## begin SOURCE DOCUMENT

(keitai-l) Re: Civilians at risk from unexploded WAP 2.0 specs

From: Michael Turner <leap_at_gol.com>
Date: 08/05/01
Message-ID: <006f01c11da1$3d1dfc40$a74fd8cb@leap>
----- Original Message ----- 
From: "Gerhard Fasol" <fasol@eurotechnology.com>
> 1. The WAP-forum has very detailed regulations how its trademarks
> (including "W@P" etc) may and may not be used.  
> The information is here:
> http://www.wapforum.com/wap_logos/trademarkusage.htm
> Seems to have aspects of a brand...

I can hardly wait for WAP Cola.

If there's a point here, it's that it is pretty hard to control
consumer perceptions and use of terms -- as the tradename
holders of Kleenex and Xerox (re)discovered.

If the dot.com bubble showed that ordinary words (Pets,
Furniture) have little brand value, the experience of
consumer appropriation of tradenames into the
general vocabulary proves something else: that words
mean what native speakers decide they mean,
regardless of who claims to own them.  If it looks like
a tradename, walks like a tradename, and quacks
like a tradename, it's a tradename, protests to
the contrary notwithstanding.  And if people decide it's
just a verb or a noun, you're likewise out of luck.

But this is just the case where you have a single
"owner" claiming fealty without ambivalence.

Brand defense (or denial) is even trickier when the
nominal stakeholders have mixed motivations, as they
often do in an industrial consortium.  The temptation for
individual member companies is to say "We *are*
<brand X>" when it concerns something good, but
"Oh, <brand X>, that's not us, really" whenever
certain odors can no longer be contained -- and to
move away from the collective brand identity to try
to establish something independently marketable.

## end SOURCE DOCUMENT
## begin DATA EXCERPT

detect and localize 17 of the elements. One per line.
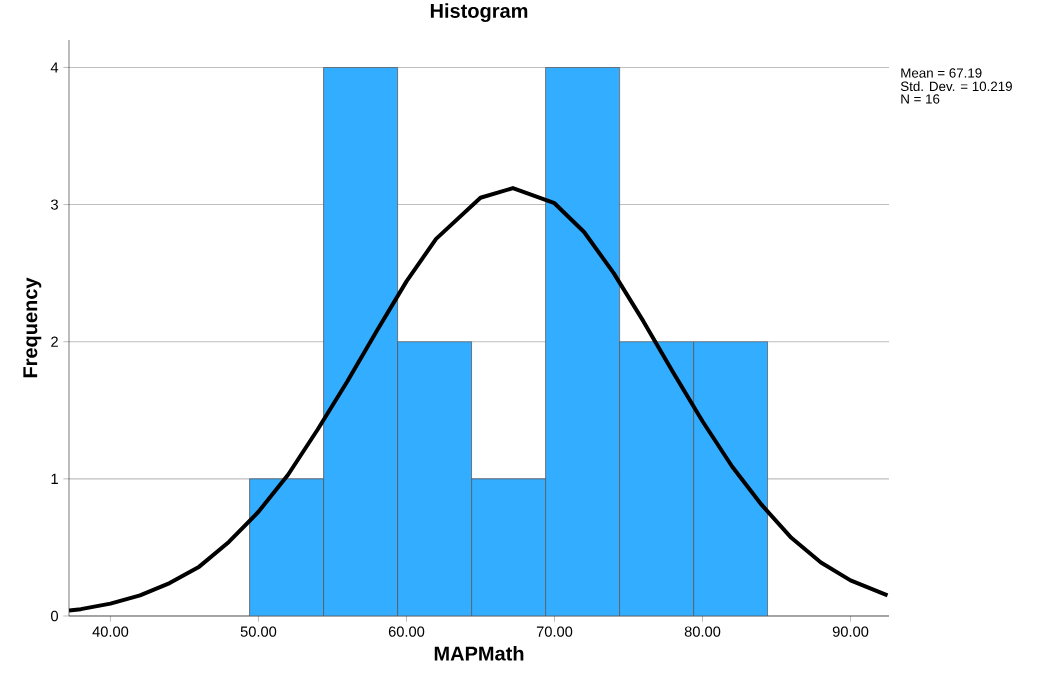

## end DATA EXCERPT

▸ GIVEN TASK 1
In the WAP branding post, reproduce everything from "If there's a" down to "out of luck.", replacing "Kleenex" with "Velcro".
▸ GIVEN TASK 2
In the WAP branding post, a test decides whether something is a tradename. Which actions does that test list?

▸ WRITTEN RESPONSE 1
If there's a point here, it's that it is pretty hard to control
consumer perceptions and use of terms -- as the tradename
holders of Velcro and Xerox (re)discovered.

If the dot.com bubble showed that ordinary words (Pets,
Furniture) have little brand value, the experience of
consumer appropriation of tradenames into the
general vocabulary proves something else: that words
mean what native speakers decide they mean,
regardless of who claims to own them.  If it looks like
a tradename, walks like a tradename, and quacks
like a tradename, it's a tradename, protests to
the contrary notwithstanding.  And if people decide it's
just a verb or a noun, you're likewise out of luck.

▸ WRITTEN RESPONSE 2
looks like a tradename
walks like a tradename
quacks like a tradename